WORK TO BE COMPLETED = Filter the records below down to lines containing "Part".

RECORDS SUPPLIED =
»»
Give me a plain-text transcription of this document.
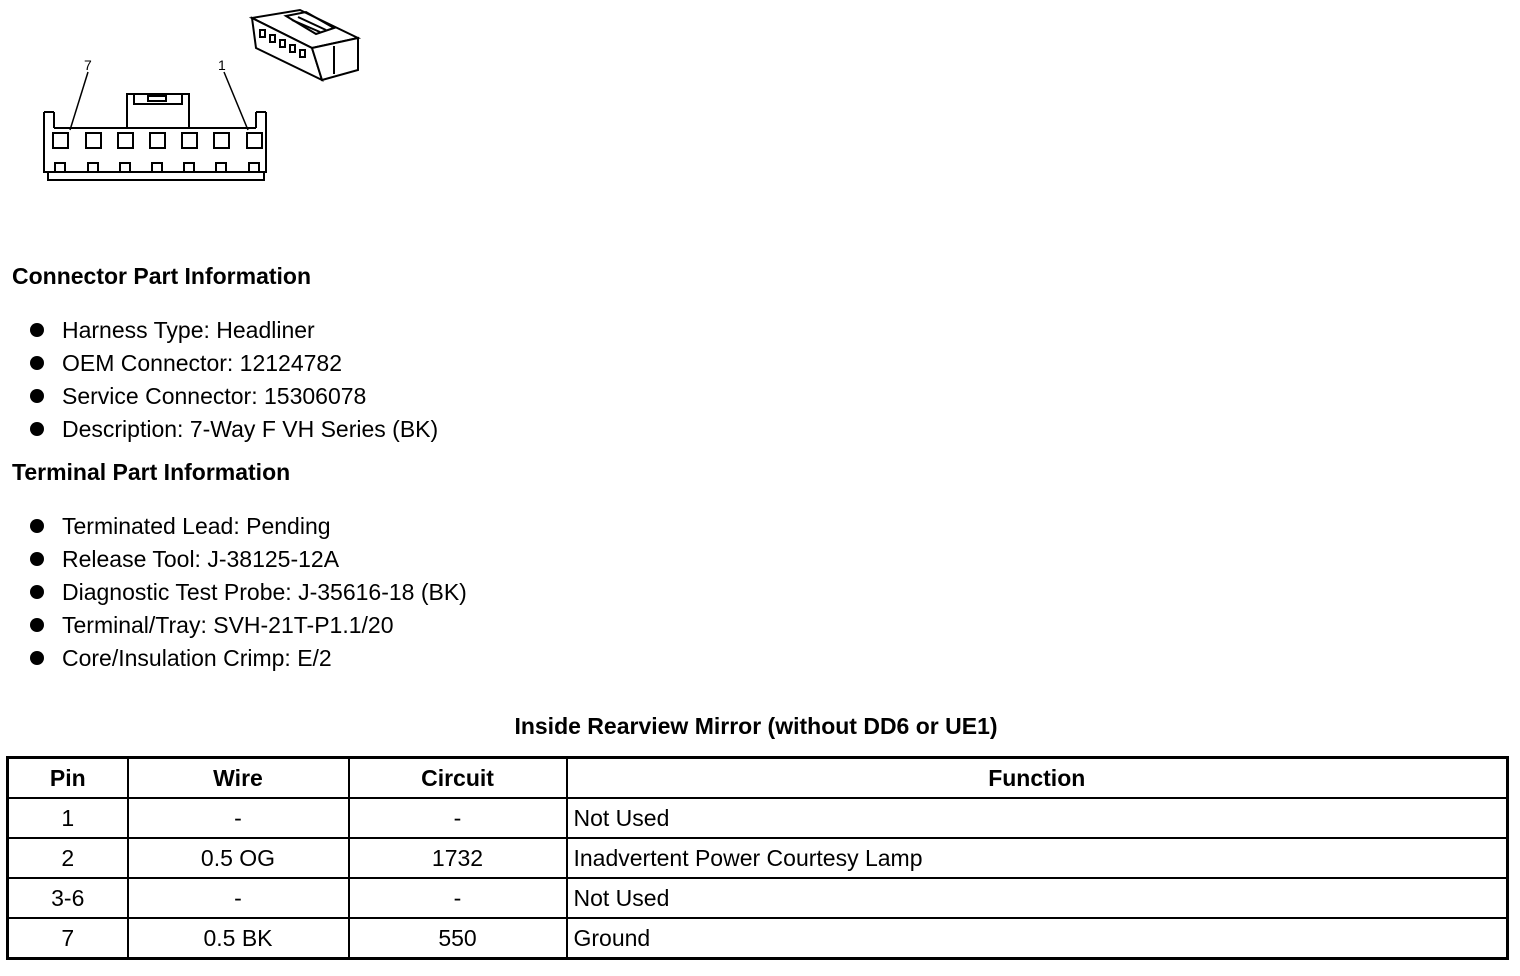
7	1
Connector Part Information
Harness Type: Headliner
OEM Connector: 12124782
Service Connector: 15306078
Description: 7-Way F VH Series (BK)
Terminal Part Information
Terminated Lead: Pending
Release Tool: J-38125-12A
Diagnostic Test Probe: J-35616-18 (BK)
Terminal/Tray: SVH-21T-P1.1/20
Core/Insulation Crimp: E/2
Inside Rearview Mirror (without DD6 or UE1)
Pin	Wire	Circuit	Function
1	-	-	Not Used
2	0.5 OG	1732	Inadvertent Power Courtesy Lamp
3-6	-	-	Not Used
7	0.5 BK	550	Ground
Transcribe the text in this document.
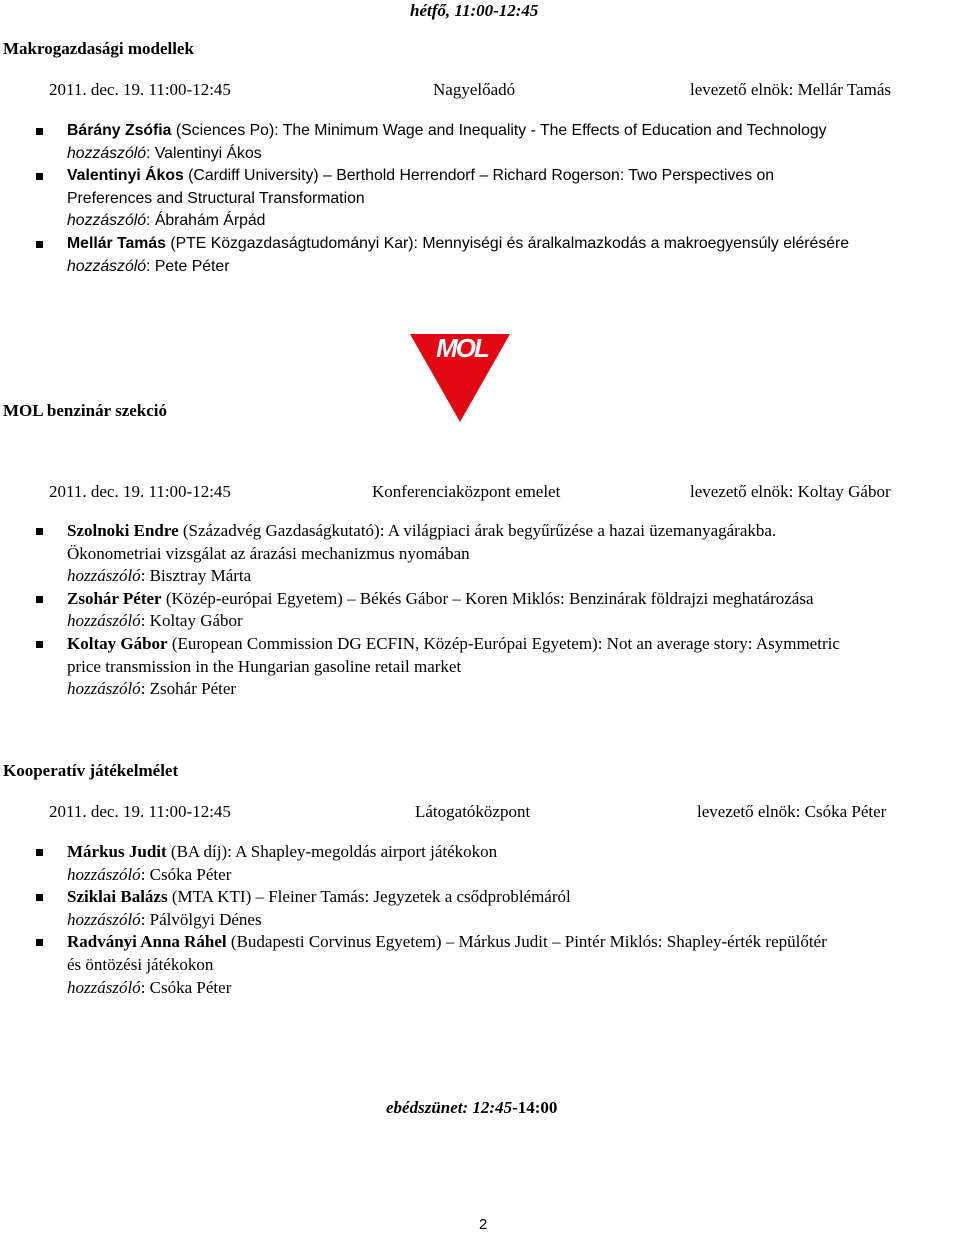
hétfő, 11:00-12:45
Makrogazdasági modellek
2011. dec. 19. 11:00-12:45	Nagyelőadó	levezető elnök: Mellár Tamás
Bárány Zsófia (Sciences Po): The Minimum Wage and Inequality - The Effects of Education and Technology
hozzászóló: Valentinyi Ákos
Valentinyi Ákos (Cardiff University) – Berthold Herrendorf – Richard Rogerson: Two Perspectives on
Preferences and Structural Transformation
hozzászóló: Ábrahám Árpád
Mellár Tamás (PTE Közgazdaságtudományi Kar): Mennyiségi és áralkalmazkodás a makroegyensúly elérésére
hozzászóló: Pete Péter
MOL
MOL benzinár szekció
2011. dec. 19. 11:00-12:45	Konferenciaközpont emelet	levezető elnök: Koltay Gábor
Szolnoki Endre (Századvég Gazdaságkutató): A világpiaci árak begyűrűzése a hazai üzemanyagárakba.
Ökonometriai vizsgálat az árazási mechanizmus nyomában
hozzászóló: Bisztray Márta
Zsohár Péter (Közép-európai Egyetem) – Békés Gábor – Koren Miklós: Benzinárak földrajzi meghatározása
hozzászóló: Koltay Gábor
Koltay Gábor (European Commission DG ECFIN, Közép-Európai Egyetem): Not an average story: Asymmetric
price transmission in the Hungarian gasoline retail market
hozzászóló: Zsohár Péter
Kooperatív játékelmélet
2011. dec. 19. 11:00-12:45	Látogatóközpont	levezető elnök: Csóka Péter
Márkus Judit (BA díj): A Shapley-megoldás airport játékokon
hozzászóló: Csóka Péter
Sziklai Balázs (MTA KTI) – Fleiner Tamás: Jegyzetek a csődproblémáról
hozzászóló: Pálvölgyi Dénes
Radványi Anna Ráhel (Budapesti Corvinus Egyetem) – Márkus Judit – Pintér Miklós: Shapley-érték repülőtér
és öntözési játékokon
hozzászóló: Csóka Péter
ebédszünet: 12:45-14:00
2
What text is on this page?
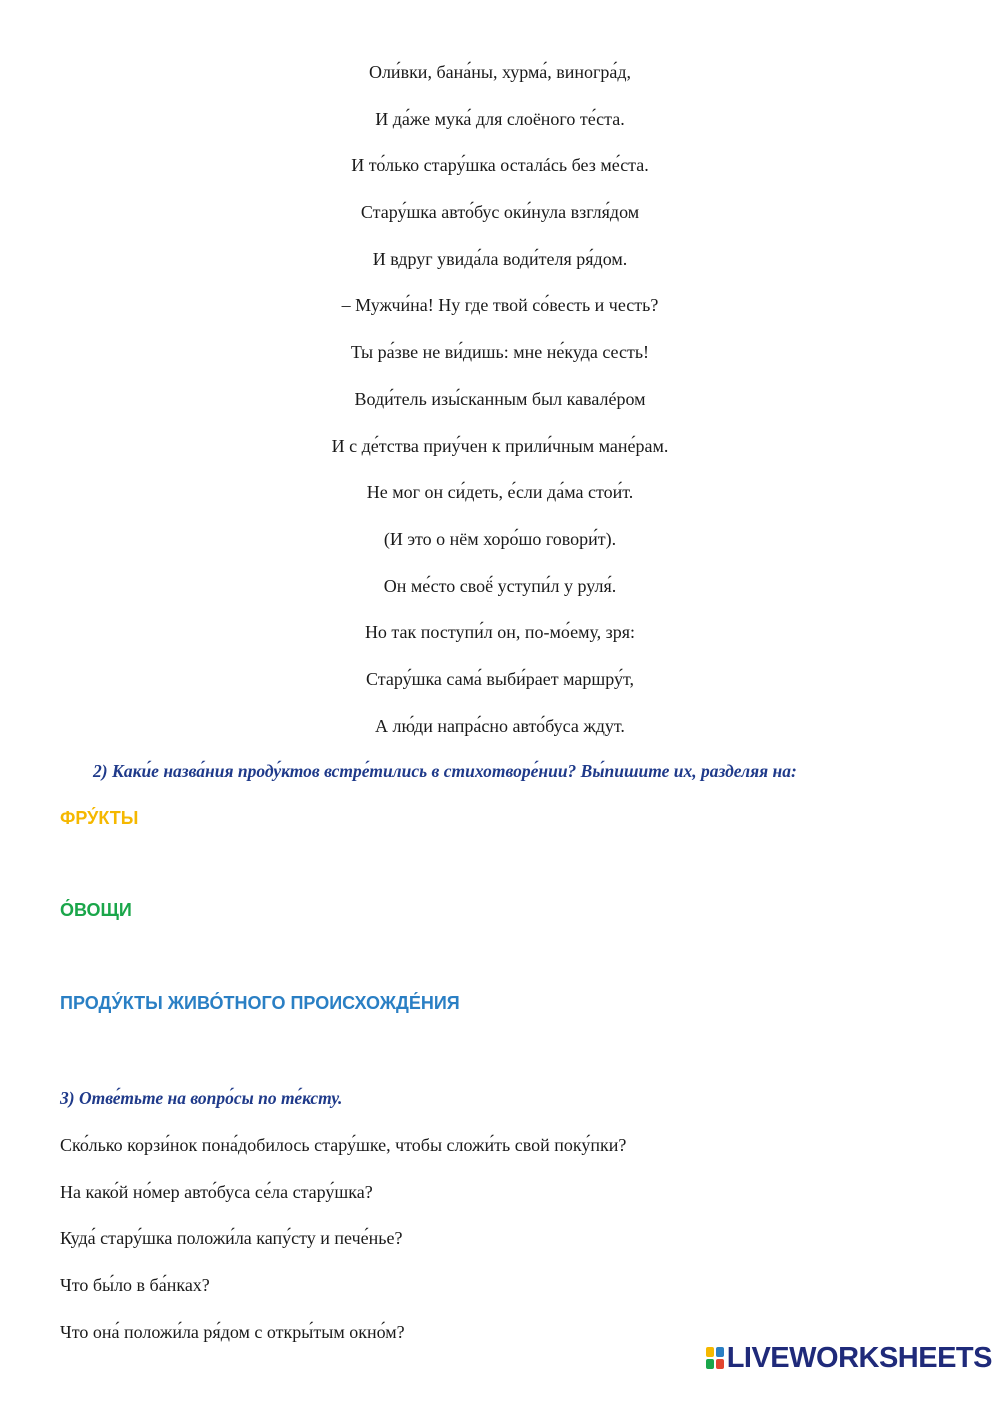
Оли́вки, бана́ны, хурма́, виногра́д,

И да́же мука́ для слоёного те́ста.

И то́лько стару́шка осталáсь без ме́ста.

Стару́шка авто́бус оки́нула взгля́дом

И вдруг увида́ла води́теля ря́дом.

– Мужчи́на! Ну где твой со́весть и честь?

Ты ра́зве не ви́дишь: мне не́куда сесть!

Води́тель изы́сканным был кавалéром

И с де́тства приу́чен к прили́чным мане́рам.

Не мог он си́деть, е́сли да́ма стои́т.

(И это о нём хоро́шо говори́т).

Он ме́сто своё́ уступи́л у руля́.

Но так поступи́л он, по-мо́ему, зря:

Стару́шка сама́ выби́рает маршру́т,

А лю́ди напра́сно авто́буса ждут.

2) Каки́е назва́ния проду́ктов встре́тились в стихотворе́нии? Вы́пишите их, разделяя на:

ФРУ́КТЫ

О́ВОЩИ

ПРОДУ́КТЫ ЖИВО́ТНОГО ПРОИСХОЖДЕ́НИЯ

3) Отве́тьте на вопро́сы по те́ксту.

Ско́лько корзи́нок пона́добилось стару́шке, чтобы сложи́ть свой поку́пки?

На како́й но́мер авто́буса се́ла стару́шка?

Куда́ стару́шка положи́ла капу́сту и пече́нье?

Что бы́ло в ба́нках?

Что она́ положи́ла ря́дом с откры́тым окно́м?

LIVEWORKSHEETS
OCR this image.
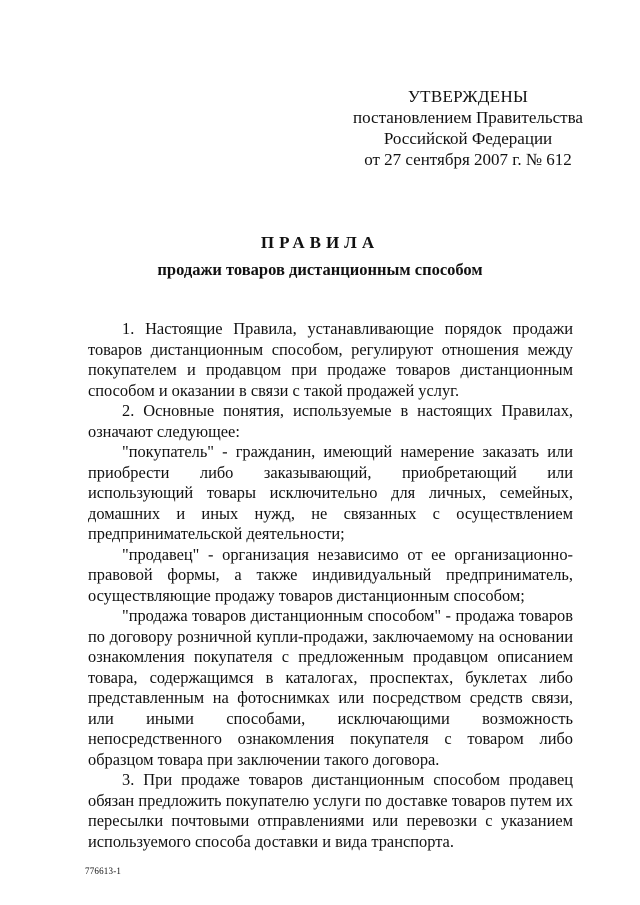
УТВЕРЖДЕНЫ
постановлением Правительства
Российской Федерации
от 27 сентября 2007 г. № 612
ПРАВИЛА
продажи товаров дистанционным способом

1. Настоящие Правила, устанавливающие порядок продажи товаров дистанционным способом, регулируют отношения между покупателем и продавцом при продаже товаров дистанционным способом и оказании в связи с такой продажей услуг.

2. Основные понятия, используемые в настоящих Правилах, означают следующее:

"покупатель" - гражданин, имеющий намерение заказать или приобрести либо заказывающий, приобретающий или использующий товары исключительно для личных, семейных, домашних и иных нужд, не связанных с осуществлением предпринимательской деятельности;

"продавец" - организация независимо от ее организационно-правовой формы, а также индивидуальный предприниматель, осуществляющие продажу товаров дистанционным способом;

"продажа товаров дистанционным способом" - продажа товаров по договору розничной купли-продажи, заключаемому на основании ознакомления покупателя с предложенным продавцом описанием товара, содержащимся в каталогах, проспектах, буклетах либо представленным на фотоснимках или посредством средств связи, или иными способами, исключающими возможность непосредственного ознакомления покупателя с товаром либо образцом товара при заключении такого договора.

3. При продаже товаров дистанционным способом продавец обязан предложить покупателю услуги по доставке товаров путем их пересылки почтовыми отправлениями или перевозки с указанием используемого способа доставки и вида транспорта.

776613-1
««
FULL SOLUTION =
Connector Part Information
Terminal Part Information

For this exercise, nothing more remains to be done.